Task to carry out :: Reproduce every line of the material below, but drop the pictures.

Records shown ::
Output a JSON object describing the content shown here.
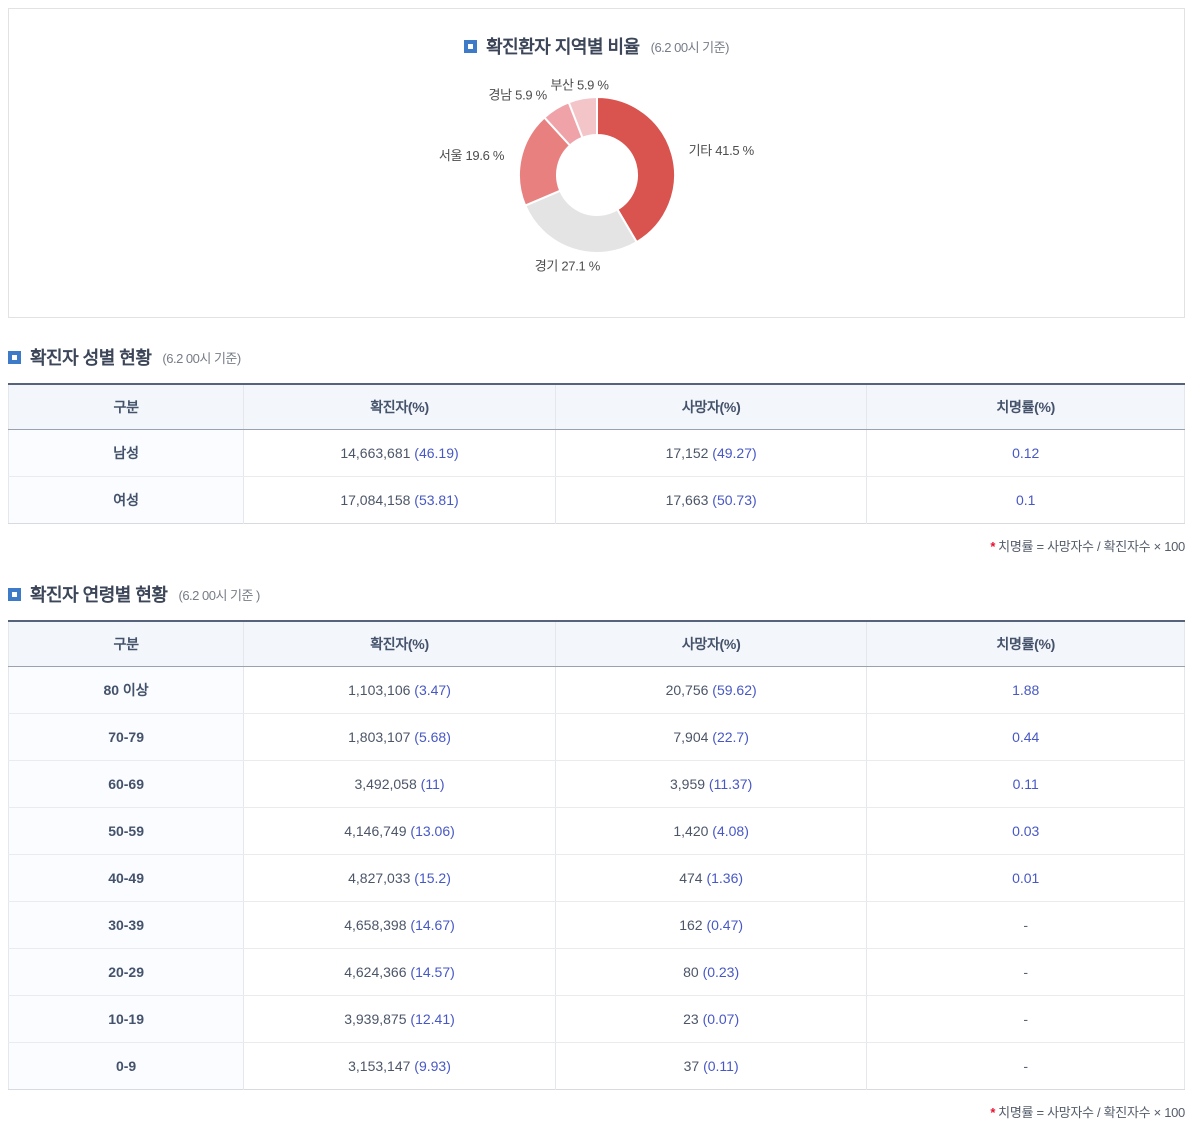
{
  "chart_section": {
    "title": "확진환자 지역별 비율",
    "note": "(6.2 00시 기준)"
  },
  "chart_data": {
    "type": "pie",
    "donut": true,
    "title": "확진환자 지역별 비율 (6.2 00시 기준)",
    "labels": [
      "기타",
      "경기",
      "서울",
      "경남",
      "부산"
    ],
    "values": [
      41.5,
      27.1,
      19.6,
      5.9,
      5.9
    ],
    "unit": "%",
    "colors": [
      "#d9534f",
      "#e5e4e4",
      "#e88080",
      "#efa3a9",
      "#f3c5c9"
    ],
    "start_angle": "top",
    "direction": "clockwise",
    "legend": "none",
    "label_position": "outside"
  },
  "gender_section": {
    "title": "확진자 성별 현황",
    "note": "(6.2 00시 기준)",
    "columns": [
      "구분",
      "확진자(%)",
      "사망자(%)",
      "치명률(%)"
    ],
    "rows": [
      {
        "label": "남성",
        "confirmed": "14,663,681",
        "confirmed_pct": "(46.19)",
        "deaths": "17,152",
        "deaths_pct": "(49.27)",
        "fatality": "0.12"
      },
      {
        "label": "여성",
        "confirmed": "17,084,158",
        "confirmed_pct": "(53.81)",
        "deaths": "17,663",
        "deaths_pct": "(50.73)",
        "fatality": "0.1"
      }
    ],
    "footnote_mark": "*",
    "footnote": "치명률 = 사망자수 / 확진자수 × 100"
  },
  "age_section": {
    "title": "확진자 연령별 현황",
    "note": "(6.2 00시 기준 )",
    "columns": [
      "구분",
      "확진자(%)",
      "사망자(%)",
      "치명률(%)"
    ],
    "rows": [
      {
        "label": "80 이상",
        "confirmed": "1,103,106",
        "confirmed_pct": "(3.47)",
        "deaths": "20,756",
        "deaths_pct": "(59.62)",
        "fatality": "1.88"
      },
      {
        "label": "70-79",
        "confirmed": "1,803,107",
        "confirmed_pct": "(5.68)",
        "deaths": "7,904",
        "deaths_pct": "(22.7)",
        "fatality": "0.44"
      },
      {
        "label": "60-69",
        "confirmed": "3,492,058",
        "confirmed_pct": "(11)",
        "deaths": "3,959",
        "deaths_pct": "(11.37)",
        "fatality": "0.11"
      },
      {
        "label": "50-59",
        "confirmed": "4,146,749",
        "confirmed_pct": "(13.06)",
        "deaths": "1,420",
        "deaths_pct": "(4.08)",
        "fatality": "0.03"
      },
      {
        "label": "40-49",
        "confirmed": "4,827,033",
        "confirmed_pct": "(15.2)",
        "deaths": "474",
        "deaths_pct": "(1.36)",
        "fatality": "0.01"
      },
      {
        "label": "30-39",
        "confirmed": "4,658,398",
        "confirmed_pct": "(14.67)",
        "deaths": "162",
        "deaths_pct": "(0.47)",
        "fatality": "-"
      },
      {
        "label": "20-29",
        "confirmed": "4,624,366",
        "confirmed_pct": "(14.57)",
        "deaths": "80",
        "deaths_pct": "(0.23)",
        "fatality": "-"
      },
      {
        "label": "10-19",
        "confirmed": "3,939,875",
        "confirmed_pct": "(12.41)",
        "deaths": "23",
        "deaths_pct": "(0.07)",
        "fatality": "-"
      },
      {
        "label": "0-9",
        "confirmed": "3,153,147",
        "confirmed_pct": "(9.93)",
        "deaths": "37",
        "deaths_pct": "(0.11)",
        "fatality": "-"
      }
    ],
    "footnote_mark": "*",
    "footnote": "치명률 = 사망자수 / 확진자수 × 100"
  }
}
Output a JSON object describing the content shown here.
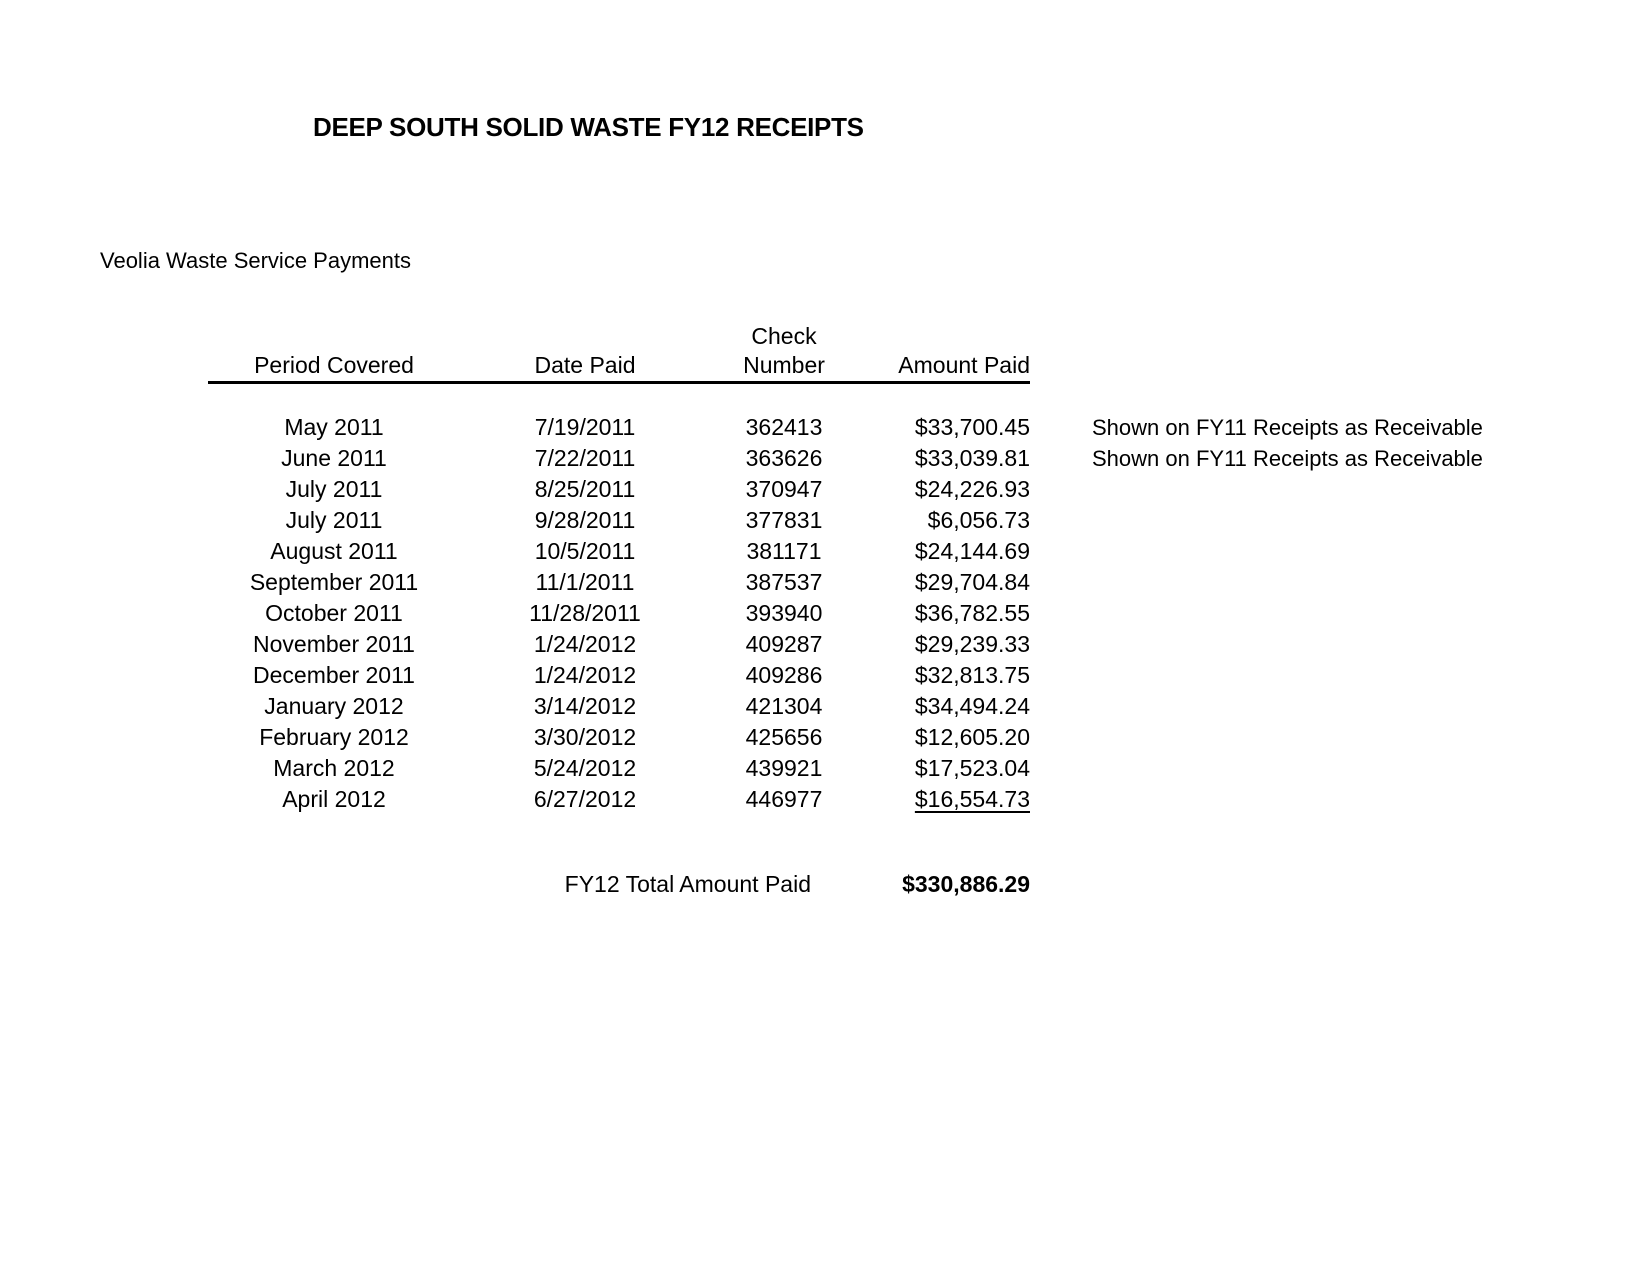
{
  "page": {
    "title": "DEEP SOUTH SOLID WASTE FY12 RECEIPTS",
    "subtitle": "Veolia Waste Service Payments"
  },
  "table": {
    "headers": {
      "period": "Period Covered",
      "date": "Date Paid",
      "check_line1": "Check",
      "check_line2": "Number",
      "amount": "Amount Paid"
    },
    "rows": [
      {
        "period": "May 2011",
        "date": "7/19/2011",
        "check": "362413",
        "amount": "$33,700.45",
        "note": "Shown on FY11 Receipts as Receivable",
        "amount_underlined": false
      },
      {
        "period": "June 2011",
        "date": "7/22/2011",
        "check": "363626",
        "amount": "$33,039.81",
        "note": "Shown on FY11 Receipts as Receivable",
        "amount_underlined": false
      },
      {
        "period": "July 2011",
        "date": "8/25/2011",
        "check": "370947",
        "amount": "$24,226.93",
        "note": "",
        "amount_underlined": false
      },
      {
        "period": "July 2011",
        "date": "9/28/2011",
        "check": "377831",
        "amount": "$6,056.73",
        "note": "",
        "amount_underlined": false
      },
      {
        "period": "August 2011",
        "date": "10/5/2011",
        "check": "381171",
        "amount": "$24,144.69",
        "note": "",
        "amount_underlined": false
      },
      {
        "period": "September 2011",
        "date": "11/1/2011",
        "check": "387537",
        "amount": "$29,704.84",
        "note": "",
        "amount_underlined": false
      },
      {
        "period": "October 2011",
        "date": "11/28/2011",
        "check": "393940",
        "amount": "$36,782.55",
        "note": "",
        "amount_underlined": false
      },
      {
        "period": "November 2011",
        "date": "1/24/2012",
        "check": "409287",
        "amount": "$29,239.33",
        "note": "",
        "amount_underlined": false
      },
      {
        "period": "December 2011",
        "date": "1/24/2012",
        "check": "409286",
        "amount": "$32,813.75",
        "note": "",
        "amount_underlined": false
      },
      {
        "period": "January 2012",
        "date": "3/14/2012",
        "check": "421304",
        "amount": "$34,494.24",
        "note": "",
        "amount_underlined": false
      },
      {
        "period": "February 2012",
        "date": "3/30/2012",
        "check": "425656",
        "amount": "$12,605.20",
        "note": "",
        "amount_underlined": false
      },
      {
        "period": "March 2012",
        "date": "5/24/2012",
        "check": "439921",
        "amount": "$17,523.04",
        "note": "",
        "amount_underlined": false
      },
      {
        "period": "April 2012",
        "date": "6/27/2012",
        "check": "446977",
        "amount": "$16,554.73",
        "note": "",
        "amount_underlined": true
      }
    ],
    "total": {
      "label": "FY12 Total Amount Paid",
      "amount": "$330,886.29"
    }
  },
  "colors": {
    "text": "#000000",
    "background": "#ffffff"
  }
}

Solved problem ::
Output a JSON object describing the content shown here.
{
  "chart_section": {
    "title": "확진환자 지역별 비율",
    "note": "(6.2 00시 기준)"
  },
  "chart_data": {
    "type": "pie",
    "donut": true,
    "title": "확진환자 지역별 비율 (6.2 00시 기준)",
    "labels": [
      "기타",
      "경기",
      "서울",
      "경남",
      "부산"
    ],
    "values": [
      41.5,
      27.1,
      19.6,
      5.9,
      5.9
    ],
    "unit": "%",
    "colors": [
      "#d9534f",
      "#e5e4e4",
      "#e88080",
      "#efa3a9",
      "#f3c5c9"
    ],
    "start_angle": "top",
    "direction": "clockwise",
    "legend": "none",
    "label_position": "outside"
  },
  "gender_section": {
    "title": "확진자 성별 현황",
    "note": "(6.2 00시 기준)",
    "columns": [
      "구분",
      "확진자(%)",
      "사망자(%)",
      "치명률(%)"
    ],
    "rows": [
      {
        "label": "남성",
        "confirmed": "14,663,681",
        "confirmed_pct": "(46.19)",
        "deaths": "17,152",
        "deaths_pct": "(49.27)",
        "fatality": "0.12"
      },
      {
        "label": "여성",
        "confirmed": "17,084,158",
        "confirmed_pct": "(53.81)",
        "deaths": "17,663",
        "deaths_pct": "(50.73)",
        "fatality": "0.1"
      }
    ],
    "footnote_mark": "*",
    "footnote": "치명률 = 사망자수 / 확진자수 × 100"
  },
  "age_section": {
    "title": "확진자 연령별 현황",
    "note": "(6.2 00시 기준 )",
    "columns": [
      "구분",
      "확진자(%)",
      "사망자(%)",
      "치명률(%)"
    ],
    "rows": [
      {
        "label": "80 이상",
        "confirmed": "1,103,106",
        "confirmed_pct": "(3.47)",
        "deaths": "20,756",
        "deaths_pct": "(59.62)",
        "fatality": "1.88"
      },
      {
        "label": "70-79",
        "confirmed": "1,803,107",
        "confirmed_pct": "(5.68)",
        "deaths": "7,904",
        "deaths_pct": "(22.7)",
        "fatality": "0.44"
      },
      {
        "label": "60-69",
        "confirmed": "3,492,058",
        "confirmed_pct": "(11)",
        "deaths": "3,959",
        "deaths_pct": "(11.37)",
        "fatality": "0.11"
      },
      {
        "label": "50-59",
        "confirmed": "4,146,749",
        "confirmed_pct": "(13.06)",
        "deaths": "1,420",
        "deaths_pct": "(4.08)",
        "fatality": "0.03"
      },
      {
        "label": "40-49",
        "confirmed": "4,827,033",
        "confirmed_pct": "(15.2)",
        "deaths": "474",
        "deaths_pct": "(1.36)",
        "fatality": "0.01"
      },
      {
        "label": "30-39",
        "confirmed": "4,658,398",
        "confirmed_pct": "(14.67)",
        "deaths": "162",
        "deaths_pct": "(0.47)",
        "fatality": "-"
      },
      {
        "label": "20-29",
        "confirmed": "4,624,366",
        "confirmed_pct": "(14.57)",
        "deaths": "80",
        "deaths_pct": "(0.23)",
        "fatality": "-"
      },
      {
        "label": "10-19",
        "confirmed": "3,939,875",
        "confirmed_pct": "(12.41)",
        "deaths": "23",
        "deaths_pct": "(0.07)",
        "fatality": "-"
      },
      {
        "label": "0-9",
        "confirmed": "3,153,147",
        "confirmed_pct": "(9.93)",
        "deaths": "37",
        "deaths_pct": "(0.11)",
        "fatality": "-"
      }
    ],
    "footnote_mark": "*",
    "footnote": "치명률 = 사망자수 / 확진자수 × 100"
  }
}
Output a JSON object describing the content shown here.
{
  "page": {
    "title": "DEEP SOUTH SOLID WASTE FY12 RECEIPTS",
    "subtitle": "Veolia Waste Service Payments"
  },
  "table": {
    "headers": {
      "period": "Period Covered",
      "date": "Date Paid",
      "check_line1": "Check",
      "check_line2": "Number",
      "amount": "Amount Paid"
    },
    "rows": [
      {
        "period": "May 2011",
        "date": "7/19/2011",
        "check": "362413",
        "amount": "$33,700.45",
        "note": "Shown on FY11 Receipts as Receivable",
        "amount_underlined": false
      },
      {
        "period": "June 2011",
        "date": "7/22/2011",
        "check": "363626",
        "amount": "$33,039.81",
        "note": "Shown on FY11 Receipts as Receivable",
        "amount_underlined": false
      },
      {
        "period": "July 2011",
        "date": "8/25/2011",
        "check": "370947",
        "amount": "$24,226.93",
        "note": "",
        "amount_underlined": false
      },
      {
        "period": "July 2011",
        "date": "9/28/2011",
        "check": "377831",
        "amount": "$6,056.73",
        "note": "",
        "amount_underlined": false
      },
      {
        "period": "August 2011",
        "date": "10/5/2011",
        "check": "381171",
        "amount": "$24,144.69",
        "note": "",
        "amount_underlined": false
      },
      {
        "period": "September 2011",
        "date": "11/1/2011",
        "check": "387537",
        "amount": "$29,704.84",
        "note": "",
        "amount_underlined": false
      },
      {
        "period": "October 2011",
        "date": "11/28/2011",
        "check": "393940",
        "amount": "$36,782.55",
        "note": "",
        "amount_underlined": false
      },
      {
        "period": "November 2011",
        "date": "1/24/2012",
        "check": "409287",
        "amount": "$29,239.33",
        "note": "",
        "amount_underlined": false
      },
      {
        "period": "December 2011",
        "date": "1/24/2012",
        "check": "409286",
        "amount": "$32,813.75",
        "note": "",
        "amount_underlined": false
      },
      {
        "period": "January 2012",
        "date": "3/14/2012",
        "check": "421304",
        "amount": "$34,494.24",
        "note": "",
        "amount_underlined": false
      },
      {
        "period": "February 2012",
        "date": "3/30/2012",
        "check": "425656",
        "amount": "$12,605.20",
        "note": "",
        "amount_underlined": false
      },
      {
        "period": "March 2012",
        "date": "5/24/2012",
        "check": "439921",
        "amount": "$17,523.04",
        "note": "",
        "amount_underlined": false
      },
      {
        "period": "April 2012",
        "date": "6/27/2012",
        "check": "446977",
        "amount": "$16,554.73",
        "note": "",
        "amount_underlined": true
      }
    ],
    "total": {
      "label": "FY12 Total Amount Paid",
      "amount": "$330,886.29"
    }
  },
  "colors": {
    "text": "#000000",
    "background": "#ffffff"
  }
}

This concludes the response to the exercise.